What to do
Your task is to write out the complete listing exactly as it is shown.

Record set
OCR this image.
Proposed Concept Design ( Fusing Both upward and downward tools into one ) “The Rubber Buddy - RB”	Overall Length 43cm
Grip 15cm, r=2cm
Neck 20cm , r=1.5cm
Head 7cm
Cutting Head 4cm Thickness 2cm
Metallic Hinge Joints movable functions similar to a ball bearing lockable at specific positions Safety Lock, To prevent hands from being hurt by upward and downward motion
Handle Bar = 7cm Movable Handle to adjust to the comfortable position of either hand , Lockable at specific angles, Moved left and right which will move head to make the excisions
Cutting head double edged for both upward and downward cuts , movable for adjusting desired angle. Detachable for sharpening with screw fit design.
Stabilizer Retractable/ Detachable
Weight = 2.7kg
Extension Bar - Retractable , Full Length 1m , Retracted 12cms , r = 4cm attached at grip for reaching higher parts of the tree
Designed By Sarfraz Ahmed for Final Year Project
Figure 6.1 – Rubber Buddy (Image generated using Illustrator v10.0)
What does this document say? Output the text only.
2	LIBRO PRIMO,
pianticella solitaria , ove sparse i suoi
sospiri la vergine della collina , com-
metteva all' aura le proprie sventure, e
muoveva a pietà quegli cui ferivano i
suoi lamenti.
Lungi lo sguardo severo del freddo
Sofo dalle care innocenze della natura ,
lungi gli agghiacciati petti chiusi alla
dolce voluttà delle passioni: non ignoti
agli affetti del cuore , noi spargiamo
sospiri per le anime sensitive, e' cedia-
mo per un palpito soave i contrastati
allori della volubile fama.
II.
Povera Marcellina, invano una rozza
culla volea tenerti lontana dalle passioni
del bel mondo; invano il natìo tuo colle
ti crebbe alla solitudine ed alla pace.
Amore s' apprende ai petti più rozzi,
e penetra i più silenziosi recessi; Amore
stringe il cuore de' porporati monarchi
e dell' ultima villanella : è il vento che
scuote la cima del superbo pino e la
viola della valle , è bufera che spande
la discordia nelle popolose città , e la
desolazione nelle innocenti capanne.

Full response
OCR this image.
Proposed Concept Design ( Fusing Both upward and downward tools into one ) “The Rubber Buddy - RB”	Overall Length 43cm
Grip 15cm, r=2cm
Neck 20cm , r=1.5cm
Head 7cm
Cutting Head 4cm Thickness 2cm
Metallic Hinge Joints movable functions similar to a ball bearing lockable at specific positions Safety Lock, To prevent hands from being hurt by upward and downward motion
Handle Bar = 7cm Movable Handle to adjust to the comfortable position of either hand , Lockable at specific angles, Moved left and right which will move head to make the excisions
Cutting head double edged for both upward and downward cuts , movable for adjusting desired angle. Detachable for sharpening with screw fit design.
Stabilizer Retractable/ Detachable
Weight = 2.7kg
Extension Bar - Retractable , Full Length 1m , Retracted 12cms , r = 4cm attached at grip for reaching higher parts of the tree
Designed By Sarfraz Ahmed for Final Year Project
Figure 6.1 – Rubber Buddy (Image generated using Illustrator v10.0)
What does this document say? Output the text only.
2	LIBRO PRIMO,
pianticella solitaria , ove sparse i suoi
sospiri la vergine della collina , com-
metteva all' aura le proprie sventure, e
muoveva a pietà quegli cui ferivano i
suoi lamenti.
Lungi lo sguardo severo del freddo
Sofo dalle care innocenze della natura ,
lungi gli agghiacciati petti chiusi alla
dolce voluttà delle passioni: non ignoti
agli affetti del cuore , noi spargiamo
sospiri per le anime sensitive, e' cedia-
mo per un palpito soave i contrastati
allori della volubile fama.
II.
Povera Marcellina, invano una rozza
culla volea tenerti lontana dalle passioni
del bel mondo; invano il natìo tuo colle
ti crebbe alla solitudine ed alla pace.
Amore s' apprende ai petti più rozzi,
e penetra i più silenziosi recessi; Amore
stringe il cuore de' porporati monarchi
e dell' ultima villanella : è il vento che
scuote la cima del superbo pino e la
viola della valle , è bufera che spande
la discordia nelle popolose città , e la
desolazione nelle innocenti capanne.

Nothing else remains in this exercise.